# [WRITTEN REQUEST]
Locate and copy all lines bearing the word "offset".

# [ROWS]
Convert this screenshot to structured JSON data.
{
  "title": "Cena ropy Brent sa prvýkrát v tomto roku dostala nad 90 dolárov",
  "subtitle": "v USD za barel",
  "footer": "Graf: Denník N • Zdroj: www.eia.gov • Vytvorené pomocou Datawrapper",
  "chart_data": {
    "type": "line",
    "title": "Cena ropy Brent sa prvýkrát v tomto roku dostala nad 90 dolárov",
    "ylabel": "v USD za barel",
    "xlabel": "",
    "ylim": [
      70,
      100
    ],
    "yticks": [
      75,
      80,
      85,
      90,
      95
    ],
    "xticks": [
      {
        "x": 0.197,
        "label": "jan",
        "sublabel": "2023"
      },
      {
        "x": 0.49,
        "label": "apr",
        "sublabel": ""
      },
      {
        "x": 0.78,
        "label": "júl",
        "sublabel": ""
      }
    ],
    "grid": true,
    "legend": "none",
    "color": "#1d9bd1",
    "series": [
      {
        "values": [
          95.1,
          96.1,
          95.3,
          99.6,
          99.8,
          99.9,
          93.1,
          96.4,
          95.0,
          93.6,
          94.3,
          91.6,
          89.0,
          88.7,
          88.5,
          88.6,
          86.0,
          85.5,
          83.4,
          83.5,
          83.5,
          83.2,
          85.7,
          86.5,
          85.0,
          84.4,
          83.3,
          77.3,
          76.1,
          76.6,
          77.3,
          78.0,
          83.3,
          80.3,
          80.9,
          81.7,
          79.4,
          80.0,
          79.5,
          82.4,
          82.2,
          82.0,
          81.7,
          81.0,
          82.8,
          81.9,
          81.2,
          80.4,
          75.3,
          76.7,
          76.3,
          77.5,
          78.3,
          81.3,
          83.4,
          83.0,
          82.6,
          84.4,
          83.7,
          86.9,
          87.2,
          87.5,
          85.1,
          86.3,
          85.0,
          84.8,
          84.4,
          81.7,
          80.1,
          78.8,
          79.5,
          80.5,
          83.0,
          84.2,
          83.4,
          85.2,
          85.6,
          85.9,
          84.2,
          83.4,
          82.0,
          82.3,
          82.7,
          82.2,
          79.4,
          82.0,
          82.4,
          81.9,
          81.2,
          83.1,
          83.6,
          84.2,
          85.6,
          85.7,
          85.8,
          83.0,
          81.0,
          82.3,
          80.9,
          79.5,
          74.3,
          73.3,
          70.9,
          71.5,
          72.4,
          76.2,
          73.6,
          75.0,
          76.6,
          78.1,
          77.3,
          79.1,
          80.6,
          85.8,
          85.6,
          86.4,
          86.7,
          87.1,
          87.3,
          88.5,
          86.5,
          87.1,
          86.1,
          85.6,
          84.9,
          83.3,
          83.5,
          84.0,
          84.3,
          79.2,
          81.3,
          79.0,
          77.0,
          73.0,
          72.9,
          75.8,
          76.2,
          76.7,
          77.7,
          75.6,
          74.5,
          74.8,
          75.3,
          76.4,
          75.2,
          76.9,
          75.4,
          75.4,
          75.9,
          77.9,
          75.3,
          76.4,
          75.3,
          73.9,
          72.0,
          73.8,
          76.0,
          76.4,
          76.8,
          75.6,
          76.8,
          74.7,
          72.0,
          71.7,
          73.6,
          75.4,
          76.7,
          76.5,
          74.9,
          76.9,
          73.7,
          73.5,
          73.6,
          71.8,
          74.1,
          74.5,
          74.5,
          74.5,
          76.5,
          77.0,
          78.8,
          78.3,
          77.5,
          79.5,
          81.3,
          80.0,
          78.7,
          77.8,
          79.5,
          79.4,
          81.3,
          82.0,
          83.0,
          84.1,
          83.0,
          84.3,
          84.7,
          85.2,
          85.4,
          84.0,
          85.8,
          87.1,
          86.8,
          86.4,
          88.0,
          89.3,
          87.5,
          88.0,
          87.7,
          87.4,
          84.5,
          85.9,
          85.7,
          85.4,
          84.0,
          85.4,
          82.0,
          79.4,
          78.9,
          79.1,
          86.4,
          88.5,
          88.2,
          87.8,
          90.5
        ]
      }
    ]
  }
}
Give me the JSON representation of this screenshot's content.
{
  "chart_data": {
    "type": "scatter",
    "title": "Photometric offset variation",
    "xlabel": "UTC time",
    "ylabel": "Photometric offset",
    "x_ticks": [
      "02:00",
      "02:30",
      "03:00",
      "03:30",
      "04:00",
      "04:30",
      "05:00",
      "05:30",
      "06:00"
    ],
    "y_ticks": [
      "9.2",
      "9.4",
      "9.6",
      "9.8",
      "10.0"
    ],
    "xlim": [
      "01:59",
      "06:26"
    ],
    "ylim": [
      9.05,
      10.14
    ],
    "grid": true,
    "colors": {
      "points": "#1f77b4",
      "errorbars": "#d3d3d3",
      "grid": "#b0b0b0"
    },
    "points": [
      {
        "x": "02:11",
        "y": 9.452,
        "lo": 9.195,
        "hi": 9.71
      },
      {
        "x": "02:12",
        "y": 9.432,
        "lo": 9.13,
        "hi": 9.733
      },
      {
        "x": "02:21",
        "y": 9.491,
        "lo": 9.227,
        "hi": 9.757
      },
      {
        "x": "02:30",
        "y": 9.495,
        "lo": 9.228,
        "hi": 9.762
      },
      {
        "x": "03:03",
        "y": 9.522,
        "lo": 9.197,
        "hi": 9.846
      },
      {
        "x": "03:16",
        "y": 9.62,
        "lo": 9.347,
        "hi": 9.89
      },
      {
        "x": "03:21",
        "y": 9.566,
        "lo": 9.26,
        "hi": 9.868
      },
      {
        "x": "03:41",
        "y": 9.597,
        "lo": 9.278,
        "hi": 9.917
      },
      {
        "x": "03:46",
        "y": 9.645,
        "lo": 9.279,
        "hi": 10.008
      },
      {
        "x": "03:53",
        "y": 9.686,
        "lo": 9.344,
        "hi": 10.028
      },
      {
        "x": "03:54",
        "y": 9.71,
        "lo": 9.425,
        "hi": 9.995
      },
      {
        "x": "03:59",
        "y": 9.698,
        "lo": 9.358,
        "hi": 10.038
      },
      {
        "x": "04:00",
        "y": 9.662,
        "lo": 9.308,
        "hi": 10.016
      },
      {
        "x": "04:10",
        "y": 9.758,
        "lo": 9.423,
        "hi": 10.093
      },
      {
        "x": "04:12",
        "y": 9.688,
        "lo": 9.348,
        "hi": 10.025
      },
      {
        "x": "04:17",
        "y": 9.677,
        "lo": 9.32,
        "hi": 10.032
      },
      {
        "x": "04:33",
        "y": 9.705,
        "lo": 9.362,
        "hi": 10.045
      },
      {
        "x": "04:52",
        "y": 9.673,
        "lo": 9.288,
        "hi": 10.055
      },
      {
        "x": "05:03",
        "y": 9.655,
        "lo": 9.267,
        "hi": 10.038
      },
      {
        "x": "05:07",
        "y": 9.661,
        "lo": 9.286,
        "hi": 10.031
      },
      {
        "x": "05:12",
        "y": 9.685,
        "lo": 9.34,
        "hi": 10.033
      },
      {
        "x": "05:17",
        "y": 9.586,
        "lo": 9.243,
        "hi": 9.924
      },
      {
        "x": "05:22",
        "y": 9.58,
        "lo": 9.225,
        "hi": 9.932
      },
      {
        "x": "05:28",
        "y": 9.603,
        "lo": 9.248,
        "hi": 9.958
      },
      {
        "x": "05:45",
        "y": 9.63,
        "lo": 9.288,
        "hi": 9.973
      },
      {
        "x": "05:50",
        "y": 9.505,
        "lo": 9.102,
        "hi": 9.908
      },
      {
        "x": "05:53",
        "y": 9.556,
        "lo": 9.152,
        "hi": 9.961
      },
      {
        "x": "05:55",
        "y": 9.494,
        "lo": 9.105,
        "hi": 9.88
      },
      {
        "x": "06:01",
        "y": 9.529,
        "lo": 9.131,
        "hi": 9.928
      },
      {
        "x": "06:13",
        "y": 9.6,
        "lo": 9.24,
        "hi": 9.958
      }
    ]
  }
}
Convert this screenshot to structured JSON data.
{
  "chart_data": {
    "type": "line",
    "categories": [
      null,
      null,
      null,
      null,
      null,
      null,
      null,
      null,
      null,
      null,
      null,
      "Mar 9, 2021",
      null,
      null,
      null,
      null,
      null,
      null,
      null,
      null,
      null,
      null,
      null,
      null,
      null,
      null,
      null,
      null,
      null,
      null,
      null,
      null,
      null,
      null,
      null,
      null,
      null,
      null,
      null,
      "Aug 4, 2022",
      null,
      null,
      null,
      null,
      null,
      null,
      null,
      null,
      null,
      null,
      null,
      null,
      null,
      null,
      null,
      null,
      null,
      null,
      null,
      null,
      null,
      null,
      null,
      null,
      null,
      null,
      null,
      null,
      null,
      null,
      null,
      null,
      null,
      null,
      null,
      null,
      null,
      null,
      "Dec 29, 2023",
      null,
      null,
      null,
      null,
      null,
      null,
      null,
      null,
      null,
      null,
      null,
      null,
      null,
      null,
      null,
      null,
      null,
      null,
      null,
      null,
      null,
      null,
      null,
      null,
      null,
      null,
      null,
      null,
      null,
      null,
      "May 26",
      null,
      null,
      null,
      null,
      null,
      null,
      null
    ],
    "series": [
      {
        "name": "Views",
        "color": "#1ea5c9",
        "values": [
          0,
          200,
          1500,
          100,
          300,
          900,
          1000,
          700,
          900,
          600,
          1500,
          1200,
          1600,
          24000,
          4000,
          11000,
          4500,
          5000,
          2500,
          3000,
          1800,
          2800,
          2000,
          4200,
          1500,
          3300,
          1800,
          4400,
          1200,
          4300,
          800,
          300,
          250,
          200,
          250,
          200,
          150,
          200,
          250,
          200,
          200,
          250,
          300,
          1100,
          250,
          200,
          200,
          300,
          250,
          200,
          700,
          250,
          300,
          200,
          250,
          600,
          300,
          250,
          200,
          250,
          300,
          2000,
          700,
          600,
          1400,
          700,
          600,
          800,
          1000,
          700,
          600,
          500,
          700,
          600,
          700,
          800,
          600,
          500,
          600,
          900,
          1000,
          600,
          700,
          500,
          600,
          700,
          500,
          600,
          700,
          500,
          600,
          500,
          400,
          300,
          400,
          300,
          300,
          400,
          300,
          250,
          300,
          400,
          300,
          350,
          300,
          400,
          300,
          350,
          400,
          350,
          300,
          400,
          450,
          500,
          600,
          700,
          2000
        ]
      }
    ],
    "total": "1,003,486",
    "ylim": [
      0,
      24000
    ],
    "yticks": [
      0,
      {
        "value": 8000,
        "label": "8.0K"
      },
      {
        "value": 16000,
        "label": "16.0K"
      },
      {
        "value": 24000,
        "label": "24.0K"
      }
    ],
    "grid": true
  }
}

# [RESPONSE BELOW]
    "title": "Photometric offset variation",
    "ylabel": "Photometric offset",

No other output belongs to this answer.